GIVEN INSTRUCTION:
Return the whole listing exactly as it stands.

** Start of PROVIDED MATERIAL **

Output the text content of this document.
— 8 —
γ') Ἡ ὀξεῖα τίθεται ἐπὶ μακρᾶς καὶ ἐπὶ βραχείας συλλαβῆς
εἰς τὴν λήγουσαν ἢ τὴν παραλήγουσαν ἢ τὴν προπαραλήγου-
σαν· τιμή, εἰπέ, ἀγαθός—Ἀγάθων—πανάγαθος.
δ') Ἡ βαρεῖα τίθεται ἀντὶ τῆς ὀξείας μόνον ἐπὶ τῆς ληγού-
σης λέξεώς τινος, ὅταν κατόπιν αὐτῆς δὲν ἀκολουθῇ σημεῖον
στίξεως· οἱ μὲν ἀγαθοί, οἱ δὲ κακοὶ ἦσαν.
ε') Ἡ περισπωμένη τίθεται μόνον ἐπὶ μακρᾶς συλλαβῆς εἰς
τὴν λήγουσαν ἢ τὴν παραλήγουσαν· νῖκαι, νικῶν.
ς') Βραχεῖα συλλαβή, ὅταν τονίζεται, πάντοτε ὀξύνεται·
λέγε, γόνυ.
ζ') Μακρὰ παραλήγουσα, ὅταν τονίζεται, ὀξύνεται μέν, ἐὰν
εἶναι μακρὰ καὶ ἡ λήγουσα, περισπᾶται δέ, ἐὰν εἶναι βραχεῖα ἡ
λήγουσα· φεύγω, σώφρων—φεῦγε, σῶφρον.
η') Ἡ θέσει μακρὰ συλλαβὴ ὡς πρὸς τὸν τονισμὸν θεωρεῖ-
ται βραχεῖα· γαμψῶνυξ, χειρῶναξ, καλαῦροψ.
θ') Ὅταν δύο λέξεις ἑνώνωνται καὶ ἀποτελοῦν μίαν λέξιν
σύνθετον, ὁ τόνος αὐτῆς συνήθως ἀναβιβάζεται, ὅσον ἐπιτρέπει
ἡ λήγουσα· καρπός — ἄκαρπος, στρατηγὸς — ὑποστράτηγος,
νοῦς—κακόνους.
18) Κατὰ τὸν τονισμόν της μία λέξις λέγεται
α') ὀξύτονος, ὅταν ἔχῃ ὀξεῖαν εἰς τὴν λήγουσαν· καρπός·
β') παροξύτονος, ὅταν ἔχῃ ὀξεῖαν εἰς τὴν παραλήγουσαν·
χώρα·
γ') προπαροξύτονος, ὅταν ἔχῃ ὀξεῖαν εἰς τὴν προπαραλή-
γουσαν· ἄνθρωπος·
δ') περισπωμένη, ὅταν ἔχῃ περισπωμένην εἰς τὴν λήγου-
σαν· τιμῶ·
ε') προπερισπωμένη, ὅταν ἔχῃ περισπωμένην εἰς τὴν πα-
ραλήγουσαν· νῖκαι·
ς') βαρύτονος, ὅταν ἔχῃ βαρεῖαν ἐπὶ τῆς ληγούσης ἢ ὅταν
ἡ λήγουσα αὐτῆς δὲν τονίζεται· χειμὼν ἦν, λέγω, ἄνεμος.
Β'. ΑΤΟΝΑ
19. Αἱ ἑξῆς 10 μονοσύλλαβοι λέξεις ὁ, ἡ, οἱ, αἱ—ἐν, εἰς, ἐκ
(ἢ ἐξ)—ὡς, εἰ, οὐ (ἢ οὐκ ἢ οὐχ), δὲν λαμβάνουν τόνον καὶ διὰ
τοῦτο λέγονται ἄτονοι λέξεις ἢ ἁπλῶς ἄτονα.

** End of PROVIDED MATERIAL **

TASK OUTPUT:
Output the text content of this document.
— 8 —
γ') Ἡ ὀξεῖα τίθεται ἐπὶ μακρᾶς καὶ ἐπὶ βραχείας συλλαβῆς
εἰς τὴν λήγουσαν ἢ τὴν παραλήγουσαν ἢ τὴν προπαραλήγου-
σαν· τιμή, εἰπέ, ἀγαθός—Ἀγάθων—πανάγαθος.
δ') Ἡ βαρεῖα τίθεται ἀντὶ τῆς ὀξείας μόνον ἐπὶ τῆς ληγού-
σης λέξεώς τινος, ὅταν κατόπιν αὐτῆς δὲν ἀκολουθῇ σημεῖον
στίξεως· οἱ μὲν ἀγαθοί, οἱ δὲ κακοὶ ἦσαν.
ε') Ἡ περισπωμένη τίθεται μόνον ἐπὶ μακρᾶς συλλαβῆς εἰς
τὴν λήγουσαν ἢ τὴν παραλήγουσαν· νῖκαι, νικῶν.
ς') Βραχεῖα συλλαβή, ὅταν τονίζεται, πάντοτε ὀξύνεται·
λέγε, γόνυ.
ζ') Μακρὰ παραλήγουσα, ὅταν τονίζεται, ὀξύνεται μέν, ἐὰν
εἶναι μακρὰ καὶ ἡ λήγουσα, περισπᾶται δέ, ἐὰν εἶναι βραχεῖα ἡ
λήγουσα· φεύγω, σώφρων—φεῦγε, σῶφρον.
η') Ἡ θέσει μακρὰ συλλαβὴ ὡς πρὸς τὸν τονισμὸν θεωρεῖ-
ται βραχεῖα· γαμψῶνυξ, χειρῶναξ, καλαῦροψ.
θ') Ὅταν δύο λέξεις ἑνώνωνται καὶ ἀποτελοῦν μίαν λέξιν
σύνθετον, ὁ τόνος αὐτῆς συνήθως ἀναβιβάζεται, ὅσον ἐπιτρέπει
ἡ λήγουσα· καρπός — ἄκαρπος, στρατηγὸς — ὑποστράτηγος,
νοῦς—κακόνους.
18) Κατὰ τὸν τονισμόν της μία λέξις λέγεται
α') ὀξύτονος, ὅταν ἔχῃ ὀξεῖαν εἰς τὴν λήγουσαν· καρπός·
β') παροξύτονος, ὅταν ἔχῃ ὀξεῖαν εἰς τὴν παραλήγουσαν·
χώρα·
γ') προπαροξύτονος, ὅταν ἔχῃ ὀξεῖαν εἰς τὴν προπαραλή-
γουσαν· ἄνθρωπος·
δ') περισπωμένη, ὅταν ἔχῃ περισπωμένην εἰς τὴν λήγου-
σαν· τιμῶ·
ε') προπερισπωμένη, ὅταν ἔχῃ περισπωμένην εἰς τὴν πα-
ραλήγουσαν· νῖκαι·
ς') βαρύτονος, ὅταν ἔχῃ βαρεῖαν ἐπὶ τῆς ληγούσης ἢ ὅταν
ἡ λήγουσα αὐτῆς δὲν τονίζεται· χειμὼν ἦν, λέγω, ἄνεμος.
Β'. ΑΤΟΝΑ
19. Αἱ ἑξῆς 10 μονοσύλλαβοι λέξεις ὁ, ἡ, οἱ, αἱ—ἐν, εἰς, ἐκ
(ἢ ἐξ)—ὡς, εἰ, οὐ (ἢ οὐκ ἢ οὐχ), δὲν λαμβάνουν τόνον καὶ διὰ
τοῦτο λέγονται ἄτονοι λέξεις ἢ ἁπλῶς ἄτονα.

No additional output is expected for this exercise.